## start AVAILABLE DATA

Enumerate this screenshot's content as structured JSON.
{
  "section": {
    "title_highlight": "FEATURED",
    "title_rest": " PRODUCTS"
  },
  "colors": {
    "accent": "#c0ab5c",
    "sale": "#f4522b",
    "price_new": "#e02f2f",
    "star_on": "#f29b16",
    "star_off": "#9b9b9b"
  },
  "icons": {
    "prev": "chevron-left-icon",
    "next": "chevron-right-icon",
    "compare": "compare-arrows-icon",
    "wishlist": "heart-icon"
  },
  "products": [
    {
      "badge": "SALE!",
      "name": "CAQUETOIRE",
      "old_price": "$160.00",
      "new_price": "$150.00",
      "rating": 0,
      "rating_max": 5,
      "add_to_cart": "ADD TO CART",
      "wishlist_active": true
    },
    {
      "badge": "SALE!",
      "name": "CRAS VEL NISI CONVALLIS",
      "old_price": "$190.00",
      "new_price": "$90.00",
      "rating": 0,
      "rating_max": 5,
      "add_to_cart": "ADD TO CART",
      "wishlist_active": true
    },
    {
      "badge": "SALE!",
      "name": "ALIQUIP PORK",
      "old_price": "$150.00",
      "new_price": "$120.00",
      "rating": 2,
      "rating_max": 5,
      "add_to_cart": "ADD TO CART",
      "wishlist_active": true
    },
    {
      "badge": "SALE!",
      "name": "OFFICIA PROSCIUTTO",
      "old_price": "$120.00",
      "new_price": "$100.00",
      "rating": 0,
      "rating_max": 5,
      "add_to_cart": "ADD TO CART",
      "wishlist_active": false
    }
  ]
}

## end AVAILABLE DATA
## start AVAILABLE DATA

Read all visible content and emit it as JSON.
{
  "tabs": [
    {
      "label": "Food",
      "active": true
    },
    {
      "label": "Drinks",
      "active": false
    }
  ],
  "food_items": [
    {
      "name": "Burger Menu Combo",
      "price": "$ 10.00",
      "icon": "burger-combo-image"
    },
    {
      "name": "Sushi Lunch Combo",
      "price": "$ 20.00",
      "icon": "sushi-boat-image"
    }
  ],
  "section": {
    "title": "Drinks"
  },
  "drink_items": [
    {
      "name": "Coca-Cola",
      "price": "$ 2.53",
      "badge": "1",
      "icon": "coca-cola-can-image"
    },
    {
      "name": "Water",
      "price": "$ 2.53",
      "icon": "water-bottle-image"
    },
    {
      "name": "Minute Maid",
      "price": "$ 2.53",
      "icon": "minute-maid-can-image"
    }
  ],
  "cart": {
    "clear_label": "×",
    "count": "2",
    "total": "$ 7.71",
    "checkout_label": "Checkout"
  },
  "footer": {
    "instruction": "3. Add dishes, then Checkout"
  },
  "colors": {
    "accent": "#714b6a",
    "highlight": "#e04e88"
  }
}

## end AVAILABLE DATA

> TASK REQUIREMENTS:
Isolate the lines above that contain the word "Checkout" and copy them.

> FINISHED EXERCISE:
    "checkout_label": "Checkout"
    "instruction": "3. Add dishes, then Checkout"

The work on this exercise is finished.